* START RECORD SET *

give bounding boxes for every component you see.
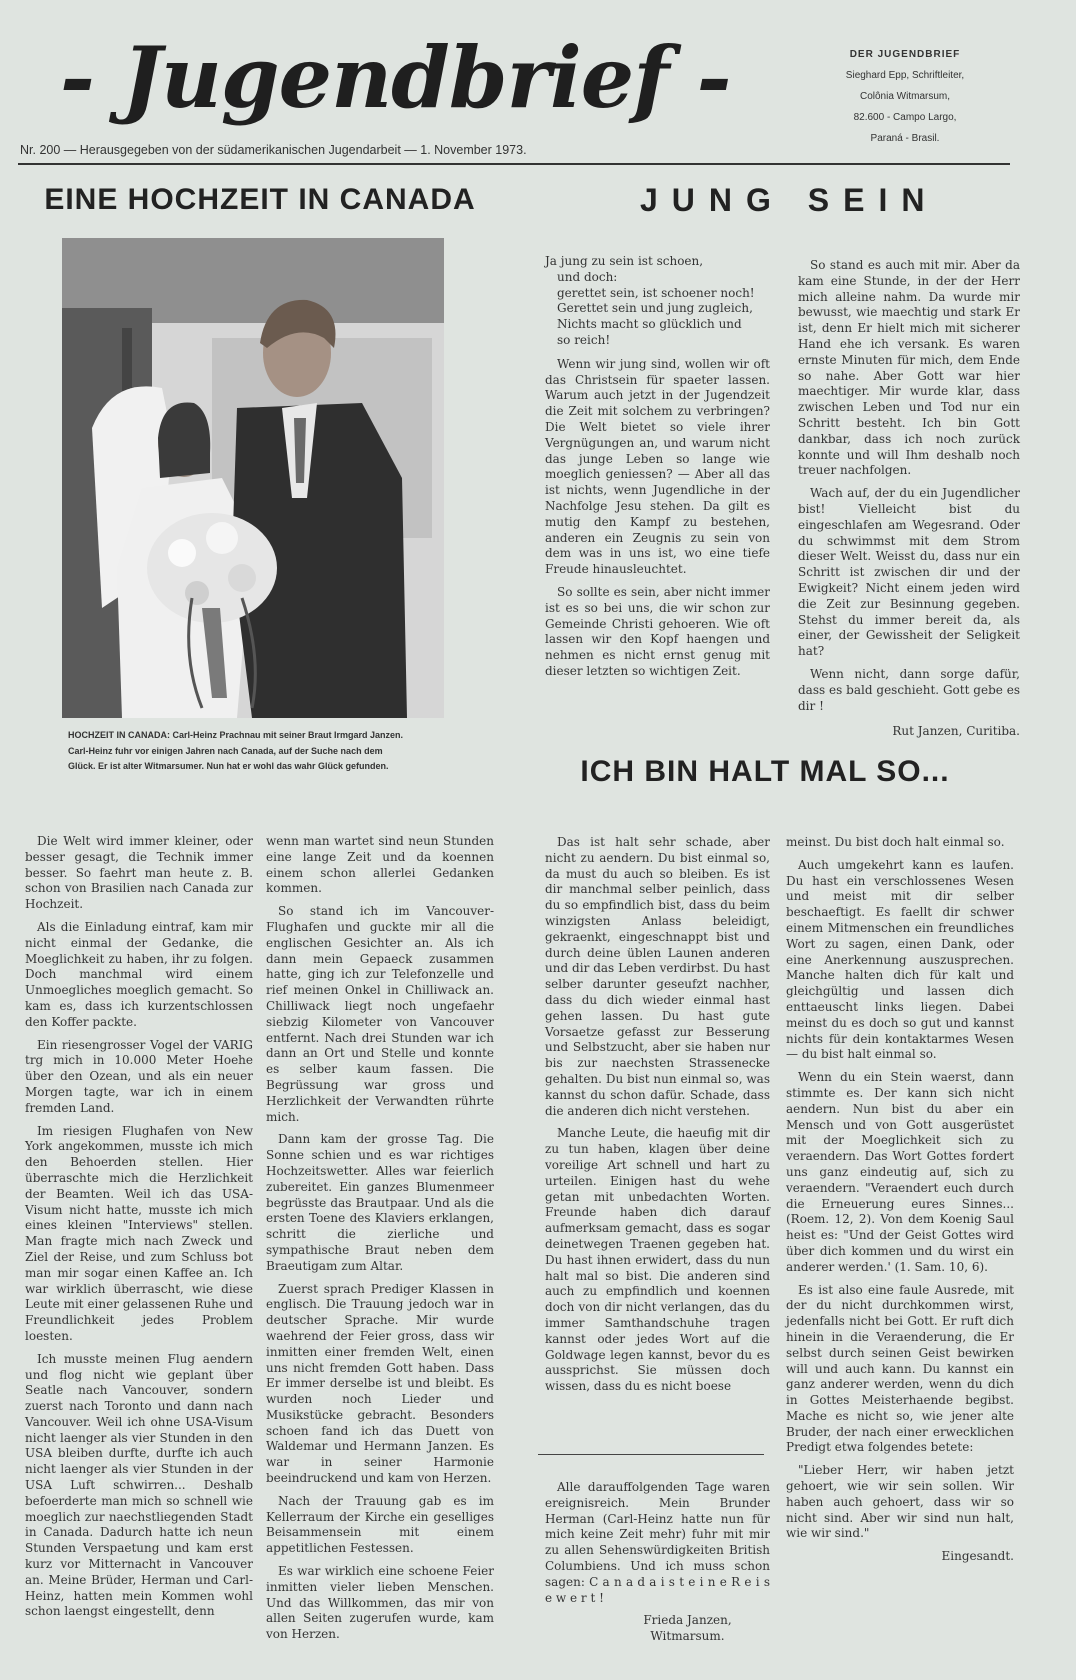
wedding-continuation: [545, 1480, 770, 1645]
signature: Frieda Janzen,: [643, 1613, 732, 1628]
poem-line: Gerettet sein und jung zugleich,: [557, 301, 753, 316]
paragraph: meinst. Du bist doch halt einmal so.: [786, 835, 1005, 849]
paragraph: So sollte es sein, aber nicht immer ist es so bei uns, die wir schon zur Gemeinde Christi gehoeren. Wie oft lassen wir den Kopf haengen und nehmen es nicht ernst genug mit dieser letzten so wichtigen Zeit.: [545, 584, 770, 678]
poem-line: so reich!: [557, 332, 611, 347]
poem-line: Nichts macht so glücklich und: [557, 317, 742, 332]
paragraph: Auch umgekehrt kann es laufen. Du hast ein verschlossenes Wesen und meist mit dir selber beschaeftigt. Es faellt dir schwer einem Mitmenschen ein freundliches Wort zu sagen, einen Dank, oder eine Anerkennung auszusprechen. Manche halten dich für kalt und gleichgültig und lassen dich enttaeuscht links liegen. Dabei meinst du es doch so gut und kannst nichts für dein kontaktarmes Wesen — du bist halt einmal so.: [786, 857, 1014, 1062]
paragraph: Wenn nicht, dann sorge dafür, dass es bald geschieht. Gott gebe es dir !: [798, 666, 1020, 713]
poem-line: Ja jung zu sein ist schoen,: [545, 254, 704, 268]
poem-line: gerettet sein, ist schoener noch!: [557, 285, 755, 300]
publisher-line: 82.600 - Campo Largo,: [853, 112, 957, 123]
headline-halt: ICH BIN HALT MAL SO...: [580, 755, 950, 788]
publisher-line: Colônia Witmarsum,: [859, 91, 951, 102]
paragraph: Es war wirklich eine schoene Feier inmitten vieler lieben Menschen. Und das Willkommen, das mir von allen Seiten zugerufen wurde, kam von Herzen.: [266, 1564, 494, 1642]
paragraph: Das ist halt sehr schade, aber nicht zu aendern. Du bist einmal so, da must du auch so bleiben. Es ist dir manchmal selber peinlich, dass du so empfindlich bist, dass du beim winzigsten Anlass beleidigt, gekraenkt, eingeschnappt bist und durch deine üblen Launen anderen und dir das Leben verdirbst. Du hast selber darunter geseufzt nachher, dass du dich wieder einmal hast gehen lassen. Du hast gute Vorsaetze gefasst zur Besserung und Selbstzucht, aber sie haben nur bis zur naechsten Strassenecke gehalten. Du bist nun einmal so, was kannst du schon dafür. Schade, dass die anderen dich nicht verstehen.: [545, 835, 770, 1118]
signature: Eingesandt.: [941, 1549, 1014, 1564]
paragraph: Wenn wir jung sind, wollen wir oft das Christsein für spaeter lassen. Warum auch jetzt in der Jugendzeit die Zeit mit solchem zu verbringen? Die Welt bietet so viele ihrer Vergnügungen an, und warum nicht das junge Leben so lange wie moeglich geniessen? — Aber all das ist nichts, wenn Jugendliche in der Nachfolge Jesu stehen. Da gilt es mutig den Kampf zu bestehen, anderen ein Zeugnis zu sein von dem was in uns ist, wo eine tiefe Freude hinausleuchtet.: [545, 356, 770, 577]
paragraph: Wach auf, der du ein Jugendlicher bist! Vielleicht bist du eingeschlafen am Wegesrand. Oder du schwimmst mit dem Strom dieser Welt. Weisst du, dass nur ein Schritt ist zwischen dir und der Ewigkeit? Nicht einem jeden wird die Zeit zur Besinnung gegeben. Stehst du immer bereit da, als einer, der Gewissheit der Seligkeit hat?: [798, 486, 1020, 659]
masthead-title: - Jugendbrief -: [60, 28, 731, 127]
paragraph: Es ist also eine faule Ausrede, mit der du nicht durchkommen wirst, jedenfalls nicht bei Gott. Er ruft dich hinein in die Veraenderung, die Er selbst durch seinen Geist bewirken will und auch kann. Du kannst ein ganz anderer werden, wenn du dich in Gottes Meisterhaende begibst. Mache es nicht so, wie jener alte Bruder, der nach einer erwecklichen Predigt etwa folgendes betete:: [786, 1282, 1014, 1455]
paragraph: Nach der Trauung gab es im Kellerraum der Kirche ein geselliges Beisammensein mit einem appetitlichen Festessen.: [266, 1493, 494, 1556]
publisher-line: Sieghard Epp, Schriftleiter,: [845, 70, 965, 81]
paragraph: Zuerst sprach Prediger Klassen in englisch. Die Trauung jedoch war in deutscher Sprache. Mir wurde waehrend der Feier gross, dass wir inmitten einer fremden Welt, einen uns nicht fremden Gott haben. Dass Er immer derselbe ist und bleibt. Es wurden noch Lieder und Musikstücke gebracht. Besonders schoen fand ich das Duett von Waldemar und Hermann Janzen. Es war in seiner Harmonie beeindruckend und kam von Herzen.: [266, 1281, 494, 1486]
paragraph: Als die Einladung eintraf, kam mir nicht einmal der Gedanke, die Moeglichkeit zu haben, ihr zu folgen. Doch manchmal wird einem Unmoegliches moeglich gemacht. So kam es, dass ich kurzentschlossen den Koffer packte.: [25, 919, 253, 1029]
headline-wedding: EINE HOCHZEIT IN CANADA: [44, 183, 476, 216]
jung-sein-column-1: [545, 254, 770, 687]
halt-column-1: [545, 835, 770, 1402]
paragraph: Ich musste meinen Flug aendern und flog nicht wie geplant über Seatle nach Vancouver, sondern zuerst nach Toronto und dann nach Vancouver. Weil ich ohne USA-Visum nicht laenger als vier Stunden in den USA bleiben durfte, durfte ich auch nicht laenger als vier Stunden in der USA Luft schwirren... Deshalb befoerderte man mich so schnell wie moeglich zur naechstliegenden Stadt in Canada. Dadurch hatte ich neun Stunden Verspaetung und kam erst kurz vor Mitternacht in Vancouver an. Meine Brüder, Herman und Carl-Heinz, hatten mein Kommen wohl schon laengst eingestellt, denn: [25, 1351, 253, 1619]
wedding-photo: [62, 238, 444, 718]
masthead-rule: [18, 163, 1010, 165]
publisher-name: DER JUGENDBRIEF: [849, 49, 961, 60]
wedding-column-2: [266, 834, 494, 1650]
poem-line: und doch:: [557, 269, 618, 284]
paragraph: So stand es auch mit mir. Aber da kam eine Stunde, in der der Herr mich alleine nahm. Da wurde mir bewusst, wie maechtig und stark Er ist, denn Er hielt mich mit sicherer Hand ehe ich versank. Es waren ernste Minuten für mich, dem Ende so nahe. Aber Gott war hier maechtiger. Mir wurde klar, dass zwischen Leben und Tod nur ein Schritt besteht. Ich bin Gott dankbar, dass ich noch zurück konnte und will Ihm deshalb noch treuer nachfolgen.: [798, 258, 1020, 478]
signature: Rut Janzen, Curitiba.: [892, 724, 1020, 739]
paragraph: Alle darauffolgenden Tage waren ereignisreich. Mein Brunder Herman (Carl-Heinz hatte nun für mich keine Zeit mehr) fuhr mit mir zu allen Sehenswürdigkeiten British Columbiens. Und ich muss schon sagen: C a n a d a i s t e i n e R e i s e w e r t !: [545, 1480, 770, 1605]
publisher-info: [780, 44, 1030, 149]
issue-subline: Nr. 200 — Herausgegeben von der südamerikanischen Jugendarbeit — 1. November 1973.: [20, 143, 527, 157]
paragraph: Ein riesengrosser Vogel der VARIG trg mich in 10.000 Meter Hoehe über den Ozean, und als ein neuer Morgen tagte, war ich in einem fremden Land.: [25, 1037, 253, 1115]
paragraph: So stand ich im Vancouver-Flughafen und guckte mir all die englischen Gesichter an. Als ich dann mein Gepaeck zusammen hatte, ging ich zur Telefonzelle und rief meinen Onkel in Chilliwack an. Chilliwack liegt noch ungefaehr siebzig Kilometer von Vancouver entfernt. Nach drei Stunden war ich dann an Ort und Stelle und konnte es selber kaum fassen. Die Begrüssung war gross und Herzlichkeit der Verwandten rührte mich.: [266, 904, 494, 1124]
paragraph: Manche Leute, die haeufig mit dir zu tun haben, klagen über deine voreilige Art schnell und hart zu urteilen. Einigen hast du wehe getan mit unbedachten Worten. Freunde haben dich darauf aufmerksam gemacht, dass es sogar deinetwegen Traenen gegeben hat. Du hast ihnen erwidert, dass du nun halt mal so bist. Die anderen sind auch zu empfindlich und koennen doch von dir nicht verlangen, das du immer Samthandschuhe tragen kannst oder jedes Wort auf die Goldwage legen kannst, bevor du es aussprichst. Sie müssen doch wissen, dass du es nicht boese: [545, 1126, 770, 1394]
jung-sein-column-2: [798, 258, 1020, 747]
paragraph: Im riesigen Flughafen von New York angekommen, musste ich mich den Behoerden stellen. Hier überraschte mich die Herzlichkeit der Beamten. Weil ich das USA-Visum nicht hatte, musste ich mich eines kleinen "Interviews" stellen. Man fragte mich nach Zweck und Ziel der Reise, und zum Schluss bot man mir sogar einen Kaffee an. Ich war wirklich überrascht, wie diese Leute mit einer gelassenen Ruhe und Freundlichkeit jedes Problem loesten.: [25, 1123, 253, 1343]
paragraph: wenn man wartet sind neun Stunden eine lange Zeit und da koennen einem schon allerlei Gedanken kommen.: [266, 834, 494, 896]
paragraph: "Lieber Herr, wir haben jetzt gehoert, wie wir sein sollen. Wir haben auch gehoert, dass wir so nicht sind. Aber wir sind nun halt, wie wir sind.": [786, 1463, 1014, 1541]
halt-column-2: [786, 835, 1014, 1572]
signature: Witmarsum.: [650, 1629, 725, 1644]
headline-young: JUNG SEIN: [640, 182, 939, 218]
paragraph: Dann kam der grosse Tag. Die Sonne schien und es war richtiges Hochzeitswetter. Alles war feierlich zubereitet. Ein ganzes Blumenmeer begrüsste das Brautpaar. Und als die ersten Toene des Klaviers erklangen, schritt die zierliche und sympathische Braut neben dem Braeutigam zum Altar.: [266, 1132, 494, 1273]
column-divider: [538, 1454, 764, 1455]
paragraph: Die Welt wird immer kleiner, oder besser gesagt, die Technik immer besser. So faehrt man heute z. B. schon von Brasilien nach Canada zur Hochzeit.: [25, 834, 253, 912]
photo-caption: HOCHZEIT IN CANADA: Carl-Heinz Prachnau mit seiner Braut Irmgard Janzen. Carl-Heinz fuhr vor einigen Jahren nach Canada, auf der Suche nach dem Glück. Er ist alter Witmarsumer. Nun hat er wohl das wahr Glück gefunden.: [68, 730, 404, 771]
paragraph: Wenn du ein Stein waerst, dann stimmte es. Der kann sich nicht aendern. Nun bist du aber ein Mensch und von Gott ausgerüstet mit der Moeglichkeit sich zu veraendern. Das Wort Gottes fordert uns ganz eindeutig auf, sich zu veraendern. "Veraendert euch durch die Erneuerung eures Sinnes... (Roem. 12, 2). Von dem Koenig Saul heist es: "Und der Geist Gottes wird über dich kommen und du wirst ein anderer werden.' (1. Sam. 10, 6).: [786, 1070, 1014, 1274]
publisher-line: Paraná - Brasil.: [870, 133, 940, 144]
wedding-column-1: [25, 834, 253, 1627]
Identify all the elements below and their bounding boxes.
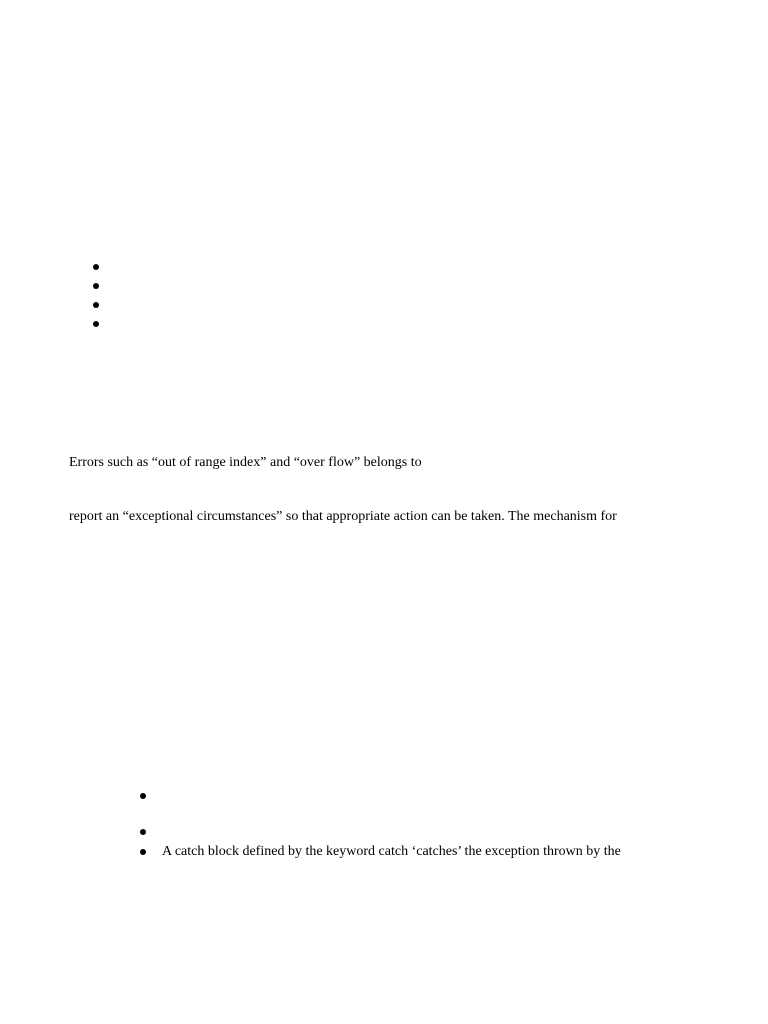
bullet-icon <box>93 321 99 327</box>
paragraph-line-1: Errors such as “out of range index” and “over flow” belongs to <box>69 455 422 470</box>
bullet-icon <box>93 264 99 270</box>
paragraph-line-2: report an “exceptional circumstances” so that appropriate action can be taken. The mechanism for <box>69 509 617 524</box>
bullet-icon <box>93 283 99 289</box>
bullet-icon <box>93 302 99 308</box>
bullet-icon <box>140 829 146 835</box>
list-item-text: A catch block defined by the keyword catch ‘catches’ the exception thrown by the <box>162 844 621 859</box>
bullet-icon <box>140 793 146 799</box>
bullet-icon <box>140 849 146 855</box>
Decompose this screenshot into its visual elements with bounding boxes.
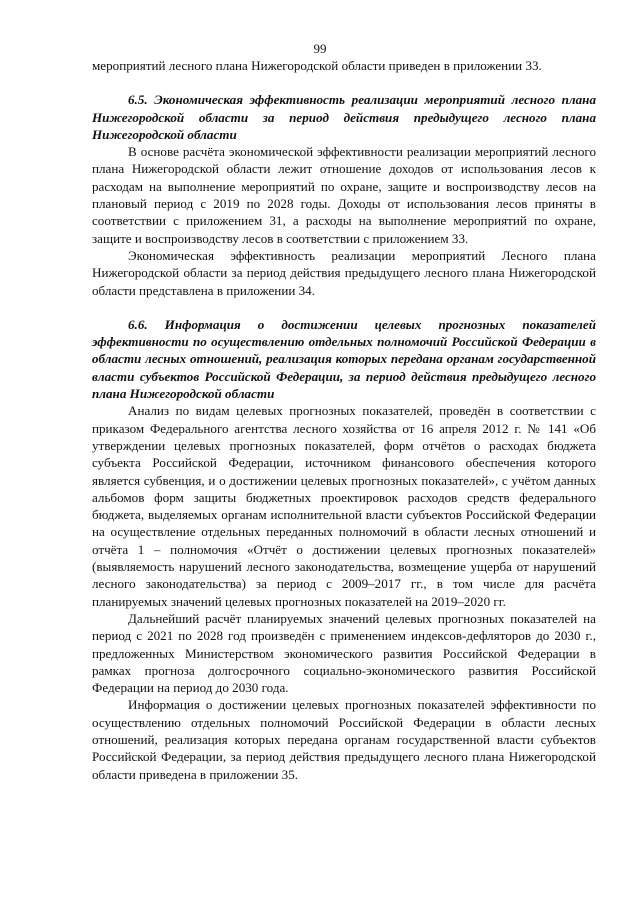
page-content xyxy=(92,57,596,783)
section-6-6-paragraph: Информация о достижении целевых прогнозных показателей эффективности по осуществлению отдельных полномочий Российской Федерации в области лесных отношений, реализация которых передана органам государственной власти субъектов Российской Федерации, за период действия предыдущего лесного плана Нижегородской области приведена в приложении 35. xyxy=(92,697,596,782)
spacer xyxy=(92,74,596,91)
section-6-6-paragraph: Дальнейший расчёт планируемых значений целевых прогнозных показателей на период с 2021 по 2028 год произведён с применением индексов-дефляторов до 2030 г., предложенных Министерством экономического развития Российской Федерации в рамках прогноза долгосрочного социально-экономического развития Российской Федерации на период до 2030 года. xyxy=(92,610,596,696)
section-6-6-paragraph: Анализ по видам целевых прогнозных показателей, проведён в соответствии с приказом Федерального агентства лесного хозяйства от 16 апреля 2012 г. № 141 «Об утверждении целевых прогнозных показателей, форм отчётов о расходах бюджета субъекта Российской Федерации, источником финансового обеспечения которого является субвенция, и о достижении целевых прогнозных показателей», с учётом данных альбомов форм защиты бюджетных проектировок расходов средств федерального бюджета, выделяемых органам исполнительной власти субъектов Российской Федерации на осуществление отдельных переданных полномочий в области лесных отношений и отчёта 1 – полномочия «Отчёт о достижении целевых прогнозных показателей» (выявляемость нарушений лесного законодательства, возмещение ущерба от нарушений лесного законодательства) за период с 2009–2017 гг., в том числе для расчёта планируемых значений целевых прогнозных показателей на 2019–2020 гг. xyxy=(92,403,596,609)
page-number: 99 xyxy=(313,41,327,56)
section-6-5-heading: 6.5. Экономическая эффективность реализации мероприятий лесного плана Нижегородской области за период действия предыдущего лесного плана Нижегородской области xyxy=(92,92,596,142)
section-6-5-paragraph: Экономическая эффективность реализации мероприятий Лесного плана Нижегородской области за период действия предыдущего лесного плана Нижегородской области представлена в приложении 34. xyxy=(92,247,596,298)
intro-line: мероприятий лесного плана Нижегородской области приведен в приложении 33. xyxy=(92,58,542,73)
section-6-6-heading: 6.6. Информация о достижении целевых прогнозных показателей эффективности по осуществлению отдельных полномочий Российской Федерации в области лесных отношений, реализация которых передана органам государственной власти субъектов Российской Федерации, за период действия предыдущего лесного плана Нижегородской области xyxy=(92,316,596,402)
section-6-5-paragraph: В основе расчёта экономической эффективности реализации мероприятий лесного плана Нижегородской области лежит отношение доходов от использования лесов к расходам на выполнение мероприятий по охране, защите и воспроизводству лесов на плановый период с 2019 по 2028 годы. Доходы от использования лесов приняты в соответствии с приложением 31, а расходы на выполнение мероприятий по охране, защите и воспроизводству лесов в соответствии с приложением 33. xyxy=(92,144,596,246)
spacer xyxy=(92,299,596,316)
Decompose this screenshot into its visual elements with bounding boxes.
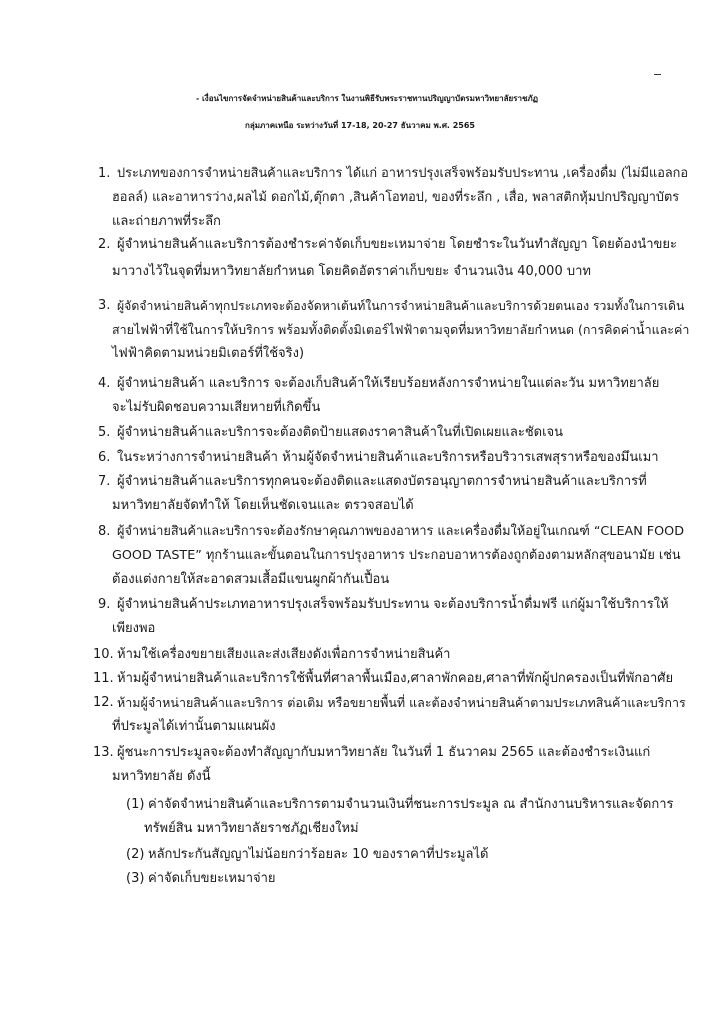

* END RECORD SET *

** WRITTEN REQUEST **
Please give the lines of the material above as a JSON list of strings, one string per line with blank lines left out, starting with the line containing "wedding-continuation: [545, 1480, 770, 1645]" and going on through the line containing "paragraph: meinst. Du".

** REPLY **
[
  "wedding-continuation: [545, 1480, 770, 1645]",
  "signature: Frieda Janzen,: [643, 1613, 732, 1628]",
  "poem-line: Gerettet sein und jung zugleich,: [557, 301, 753, 316]",
  "paragraph: meinst. Du bist doch halt einmal so.: [786, 835, 1005, 849]"
]